--- Data entries ---
------------------------------------------------

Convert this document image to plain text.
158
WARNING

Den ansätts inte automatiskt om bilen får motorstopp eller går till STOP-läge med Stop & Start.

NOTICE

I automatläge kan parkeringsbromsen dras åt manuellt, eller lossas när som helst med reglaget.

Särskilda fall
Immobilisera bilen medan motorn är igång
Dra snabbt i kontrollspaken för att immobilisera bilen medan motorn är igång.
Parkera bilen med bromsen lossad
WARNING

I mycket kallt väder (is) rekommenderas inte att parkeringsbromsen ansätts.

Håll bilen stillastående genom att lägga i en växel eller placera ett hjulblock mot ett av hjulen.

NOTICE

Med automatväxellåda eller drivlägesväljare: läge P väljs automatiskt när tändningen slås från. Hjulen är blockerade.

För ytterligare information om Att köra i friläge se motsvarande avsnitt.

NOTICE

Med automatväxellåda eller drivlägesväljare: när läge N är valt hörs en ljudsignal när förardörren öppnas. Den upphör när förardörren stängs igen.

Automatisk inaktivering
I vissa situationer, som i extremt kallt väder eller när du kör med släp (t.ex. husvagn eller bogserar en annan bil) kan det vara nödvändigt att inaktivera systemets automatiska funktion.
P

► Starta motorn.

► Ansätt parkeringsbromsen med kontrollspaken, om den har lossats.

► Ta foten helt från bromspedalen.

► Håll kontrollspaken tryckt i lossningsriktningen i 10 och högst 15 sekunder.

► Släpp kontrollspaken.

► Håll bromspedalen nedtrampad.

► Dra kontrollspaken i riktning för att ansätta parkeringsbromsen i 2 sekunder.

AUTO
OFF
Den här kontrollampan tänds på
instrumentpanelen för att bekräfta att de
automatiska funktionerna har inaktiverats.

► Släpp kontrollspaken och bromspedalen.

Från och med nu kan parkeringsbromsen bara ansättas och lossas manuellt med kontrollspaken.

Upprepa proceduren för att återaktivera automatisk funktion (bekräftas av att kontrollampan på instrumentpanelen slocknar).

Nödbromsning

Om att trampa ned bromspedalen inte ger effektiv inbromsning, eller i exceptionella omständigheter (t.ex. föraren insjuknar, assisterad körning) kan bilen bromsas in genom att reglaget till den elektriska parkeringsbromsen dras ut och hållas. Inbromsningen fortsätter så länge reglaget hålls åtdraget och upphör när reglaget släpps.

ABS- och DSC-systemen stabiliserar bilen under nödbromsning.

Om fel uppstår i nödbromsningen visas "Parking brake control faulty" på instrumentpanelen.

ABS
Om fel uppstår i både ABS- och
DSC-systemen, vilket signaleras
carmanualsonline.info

------------------------------------------------

Line count for the string "uppstår": state how many lines in the data contain it, and output nothing else.

--- RESULT ---
2